What to do >>
Spot each line in the records below where the word "Learning" occurs, then copy it.

Entries supplied >>
*****

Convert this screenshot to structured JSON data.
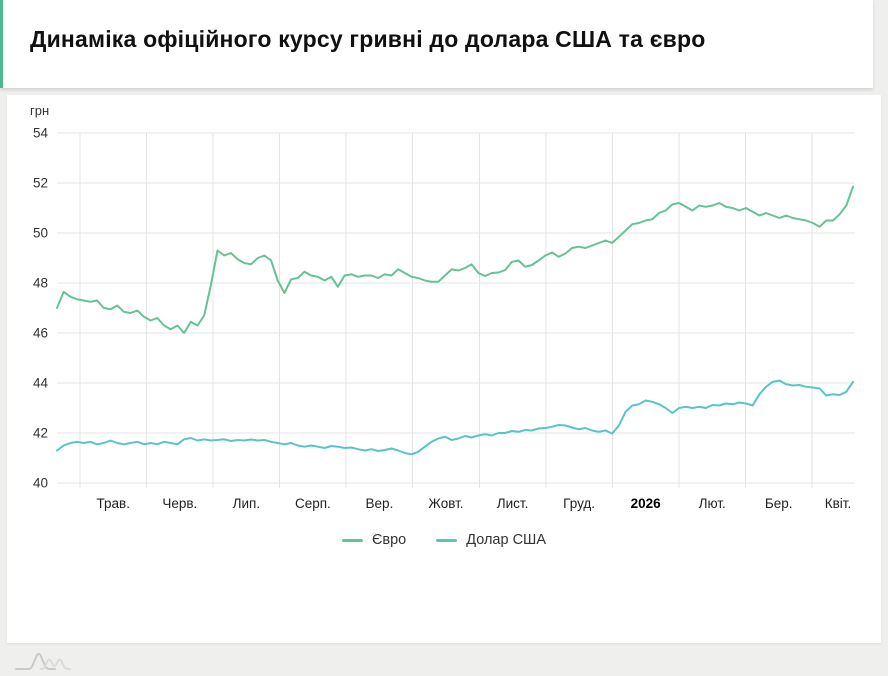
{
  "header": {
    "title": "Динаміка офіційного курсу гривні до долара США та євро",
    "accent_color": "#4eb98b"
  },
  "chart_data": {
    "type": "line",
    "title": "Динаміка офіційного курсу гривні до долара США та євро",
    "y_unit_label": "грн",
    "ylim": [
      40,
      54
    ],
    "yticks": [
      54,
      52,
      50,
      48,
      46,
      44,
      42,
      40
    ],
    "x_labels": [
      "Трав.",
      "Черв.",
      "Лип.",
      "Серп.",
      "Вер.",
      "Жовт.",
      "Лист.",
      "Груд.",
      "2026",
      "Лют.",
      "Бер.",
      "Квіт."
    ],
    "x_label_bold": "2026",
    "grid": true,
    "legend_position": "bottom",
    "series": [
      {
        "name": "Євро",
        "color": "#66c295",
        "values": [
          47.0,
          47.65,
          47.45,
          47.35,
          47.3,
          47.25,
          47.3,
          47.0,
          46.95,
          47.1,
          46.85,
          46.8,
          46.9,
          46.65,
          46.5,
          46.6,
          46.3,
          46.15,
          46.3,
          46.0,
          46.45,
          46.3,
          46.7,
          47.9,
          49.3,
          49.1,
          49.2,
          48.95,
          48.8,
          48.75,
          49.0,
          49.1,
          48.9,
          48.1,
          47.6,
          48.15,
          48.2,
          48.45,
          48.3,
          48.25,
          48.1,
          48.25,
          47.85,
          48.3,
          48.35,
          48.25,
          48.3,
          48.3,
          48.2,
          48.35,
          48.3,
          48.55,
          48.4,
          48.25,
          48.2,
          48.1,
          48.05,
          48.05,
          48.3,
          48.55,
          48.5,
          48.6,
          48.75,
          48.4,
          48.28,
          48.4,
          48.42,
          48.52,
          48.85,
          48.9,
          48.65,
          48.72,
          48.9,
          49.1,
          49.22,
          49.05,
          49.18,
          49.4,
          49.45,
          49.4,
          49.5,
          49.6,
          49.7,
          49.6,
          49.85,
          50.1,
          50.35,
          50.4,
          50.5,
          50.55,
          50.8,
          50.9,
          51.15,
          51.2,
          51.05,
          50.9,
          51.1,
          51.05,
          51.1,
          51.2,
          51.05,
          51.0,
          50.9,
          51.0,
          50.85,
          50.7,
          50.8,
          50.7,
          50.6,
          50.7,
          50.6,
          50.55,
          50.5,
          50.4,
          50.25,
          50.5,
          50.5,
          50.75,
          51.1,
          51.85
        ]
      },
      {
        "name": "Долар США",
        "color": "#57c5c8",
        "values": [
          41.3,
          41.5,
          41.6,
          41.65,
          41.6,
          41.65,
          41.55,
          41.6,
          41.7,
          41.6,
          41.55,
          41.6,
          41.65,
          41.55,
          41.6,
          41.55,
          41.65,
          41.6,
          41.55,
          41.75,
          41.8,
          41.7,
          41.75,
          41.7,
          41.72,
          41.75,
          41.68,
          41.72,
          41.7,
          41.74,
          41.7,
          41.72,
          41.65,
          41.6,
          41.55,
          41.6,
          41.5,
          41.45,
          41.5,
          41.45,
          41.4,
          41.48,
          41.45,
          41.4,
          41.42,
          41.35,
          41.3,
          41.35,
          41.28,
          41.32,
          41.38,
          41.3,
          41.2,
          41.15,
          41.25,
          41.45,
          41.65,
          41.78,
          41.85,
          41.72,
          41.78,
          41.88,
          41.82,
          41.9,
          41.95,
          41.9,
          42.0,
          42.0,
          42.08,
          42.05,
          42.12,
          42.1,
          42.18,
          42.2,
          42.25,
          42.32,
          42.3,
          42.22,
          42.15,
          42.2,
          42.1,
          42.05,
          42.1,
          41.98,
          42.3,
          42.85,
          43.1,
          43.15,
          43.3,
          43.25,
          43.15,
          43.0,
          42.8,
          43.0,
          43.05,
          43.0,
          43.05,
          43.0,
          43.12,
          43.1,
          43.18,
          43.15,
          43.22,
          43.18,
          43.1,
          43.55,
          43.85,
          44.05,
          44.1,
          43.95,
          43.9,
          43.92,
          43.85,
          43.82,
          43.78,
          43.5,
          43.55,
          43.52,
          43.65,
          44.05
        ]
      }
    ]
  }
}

*****

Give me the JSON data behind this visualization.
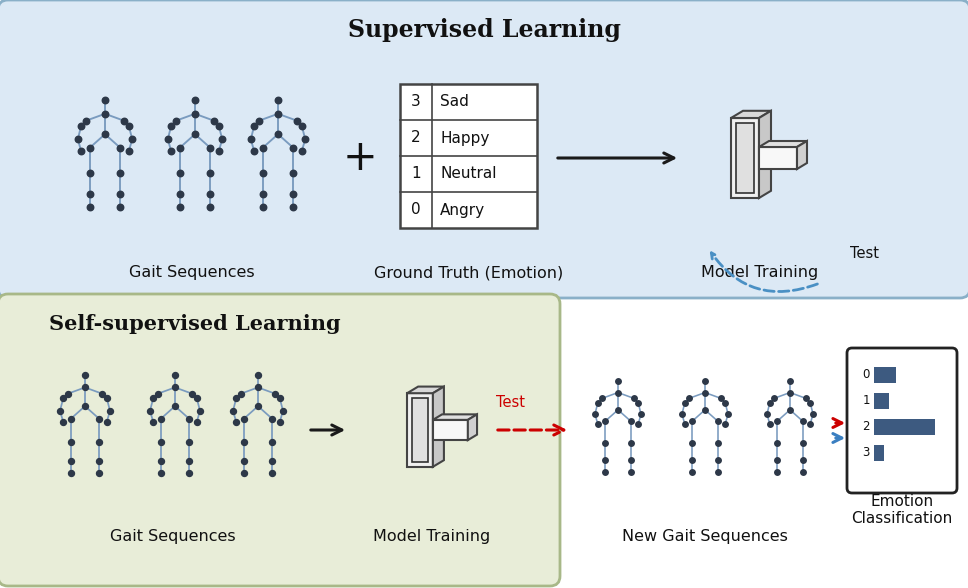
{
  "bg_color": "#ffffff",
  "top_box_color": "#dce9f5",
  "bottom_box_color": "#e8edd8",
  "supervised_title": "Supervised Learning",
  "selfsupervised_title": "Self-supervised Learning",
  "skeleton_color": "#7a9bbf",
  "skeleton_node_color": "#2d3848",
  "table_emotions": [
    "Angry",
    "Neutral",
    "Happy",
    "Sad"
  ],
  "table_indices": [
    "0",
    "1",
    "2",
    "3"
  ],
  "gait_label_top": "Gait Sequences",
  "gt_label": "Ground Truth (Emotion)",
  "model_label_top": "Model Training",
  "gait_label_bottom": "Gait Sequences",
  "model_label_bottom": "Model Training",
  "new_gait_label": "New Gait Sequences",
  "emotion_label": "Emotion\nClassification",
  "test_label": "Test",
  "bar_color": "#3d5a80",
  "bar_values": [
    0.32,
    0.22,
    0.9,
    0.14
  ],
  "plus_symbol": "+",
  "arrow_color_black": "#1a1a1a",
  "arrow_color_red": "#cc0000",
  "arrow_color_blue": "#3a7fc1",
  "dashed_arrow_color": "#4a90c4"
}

*****

Task response >>
  "supervised_title": "Supervised Learning",
  "selfsupervised_title": "Self-supervised Learning",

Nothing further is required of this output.